_WHAT TO DO_. Your task is to retype each line of the data below exactly.

[Start of Attachment]

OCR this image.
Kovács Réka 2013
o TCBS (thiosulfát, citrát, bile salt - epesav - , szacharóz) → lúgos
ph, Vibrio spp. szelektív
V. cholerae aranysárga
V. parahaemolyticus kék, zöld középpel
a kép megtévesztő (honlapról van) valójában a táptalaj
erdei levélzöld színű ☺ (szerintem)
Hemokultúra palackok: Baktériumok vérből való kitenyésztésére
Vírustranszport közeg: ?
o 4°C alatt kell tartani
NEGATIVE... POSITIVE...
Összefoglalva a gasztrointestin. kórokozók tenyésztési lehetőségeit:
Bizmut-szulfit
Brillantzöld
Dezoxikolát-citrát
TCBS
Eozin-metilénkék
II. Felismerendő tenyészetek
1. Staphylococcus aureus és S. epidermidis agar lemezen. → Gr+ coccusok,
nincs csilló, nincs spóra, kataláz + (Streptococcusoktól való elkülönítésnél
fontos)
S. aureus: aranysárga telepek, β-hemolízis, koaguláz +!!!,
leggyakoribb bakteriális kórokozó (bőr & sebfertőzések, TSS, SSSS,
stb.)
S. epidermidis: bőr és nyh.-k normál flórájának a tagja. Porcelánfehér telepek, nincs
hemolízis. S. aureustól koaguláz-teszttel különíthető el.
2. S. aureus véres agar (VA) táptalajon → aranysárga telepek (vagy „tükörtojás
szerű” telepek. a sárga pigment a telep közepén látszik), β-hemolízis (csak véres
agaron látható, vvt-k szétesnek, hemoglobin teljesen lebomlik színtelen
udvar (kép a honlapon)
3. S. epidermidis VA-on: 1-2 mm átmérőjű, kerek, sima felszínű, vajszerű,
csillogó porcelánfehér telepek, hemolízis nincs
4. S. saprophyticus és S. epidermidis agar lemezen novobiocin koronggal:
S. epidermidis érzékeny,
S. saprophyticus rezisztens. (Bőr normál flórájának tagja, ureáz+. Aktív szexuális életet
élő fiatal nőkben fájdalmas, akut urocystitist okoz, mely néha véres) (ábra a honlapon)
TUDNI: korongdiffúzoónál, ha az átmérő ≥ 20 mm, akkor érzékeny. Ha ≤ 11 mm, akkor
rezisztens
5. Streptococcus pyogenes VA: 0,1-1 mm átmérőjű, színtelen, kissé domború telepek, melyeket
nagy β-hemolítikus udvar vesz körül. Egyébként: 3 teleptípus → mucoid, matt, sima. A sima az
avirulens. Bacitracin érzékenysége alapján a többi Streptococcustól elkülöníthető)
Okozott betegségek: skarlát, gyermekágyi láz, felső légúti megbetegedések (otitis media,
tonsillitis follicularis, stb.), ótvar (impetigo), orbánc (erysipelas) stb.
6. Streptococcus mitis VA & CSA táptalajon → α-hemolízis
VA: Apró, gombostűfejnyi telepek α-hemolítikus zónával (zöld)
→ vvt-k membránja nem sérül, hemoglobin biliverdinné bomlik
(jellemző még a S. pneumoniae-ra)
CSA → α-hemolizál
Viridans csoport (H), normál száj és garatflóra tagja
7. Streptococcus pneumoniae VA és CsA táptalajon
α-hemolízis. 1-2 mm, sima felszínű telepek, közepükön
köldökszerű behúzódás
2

[End of Attachment]

_ANSWER BELOW_.
OCR this image.
Kovács Réka 2013
o TCBS (thiosulfát, citrát, bile salt - epesav - , szacharóz) → lúgos
ph, Vibrio spp. szelektív
V. cholerae aranysárga
V. parahaemolyticus kék, zöld középpel
a kép megtévesztő (honlapról van) valójában a táptalaj
erdei levélzöld színű ☺ (szerintem)
Hemokultúra palackok: Baktériumok vérből való kitenyésztésére
Vírustranszport közeg: ?
o 4°C alatt kell tartani
NEGATIVE... POSITIVE...
Összefoglalva a gasztrointestin. kórokozók tenyésztési lehetőségeit:
Bizmut-szulfit
Brillantzöld
Dezoxikolát-citrát
TCBS
Eozin-metilénkék
II. Felismerendő tenyészetek
1. Staphylococcus aureus és S. epidermidis agar lemezen. → Gr+ coccusok,
nincs csilló, nincs spóra, kataláz + (Streptococcusoktól való elkülönítésnél
fontos)
S. aureus: aranysárga telepek, β-hemolízis, koaguláz +!!!,
leggyakoribb bakteriális kórokozó (bőr & sebfertőzések, TSS, SSSS,
stb.)
S. epidermidis: bőr és nyh.-k normál flórájának a tagja. Porcelánfehér telepek, nincs
hemolízis. S. aureustól koaguláz-teszttel különíthető el.
2. S. aureus véres agar (VA) táptalajon → aranysárga telepek (vagy „tükörtojás
szerű” telepek. a sárga pigment a telep közepén látszik), β-hemolízis (csak véres
agaron látható, vvt-k szétesnek, hemoglobin teljesen lebomlik színtelen
udvar (kép a honlapon)
3. S. epidermidis VA-on: 1-2 mm átmérőjű, kerek, sima felszínű, vajszerű,
csillogó porcelánfehér telepek, hemolízis nincs
4. S. saprophyticus és S. epidermidis agar lemezen novobiocin koronggal:
S. epidermidis érzékeny,
S. saprophyticus rezisztens. (Bőr normál flórájának tagja, ureáz+. Aktív szexuális életet
élő fiatal nőkben fájdalmas, akut urocystitist okoz, mely néha véres) (ábra a honlapon)
TUDNI: korongdiffúzoónál, ha az átmérő ≥ 20 mm, akkor érzékeny. Ha ≤ 11 mm, akkor
rezisztens
5. Streptococcus pyogenes VA: 0,1-1 mm átmérőjű, színtelen, kissé domború telepek, melyeket
nagy β-hemolítikus udvar vesz körül. Egyébként: 3 teleptípus → mucoid, matt, sima. A sima az
avirulens. Bacitracin érzékenysége alapján a többi Streptococcustól elkülöníthető)
Okozott betegségek: skarlát, gyermekágyi láz, felső légúti megbetegedések (otitis media,
tonsillitis follicularis, stb.), ótvar (impetigo), orbánc (erysipelas) stb.
6. Streptococcus mitis VA & CSA táptalajon → α-hemolízis
VA: Apró, gombostűfejnyi telepek α-hemolítikus zónával (zöld)
→ vvt-k membránja nem sérül, hemoglobin biliverdinné bomlik
(jellemző még a S. pneumoniae-ra)
CSA → α-hemolizál
Viridans csoport (H), normál száj és garatflóra tagja
7. Streptococcus pneumoniae VA és CsA táptalajon
α-hemolízis. 1-2 mm, sima felszínű telepek, közepükön
köldökszerű behúzódás
2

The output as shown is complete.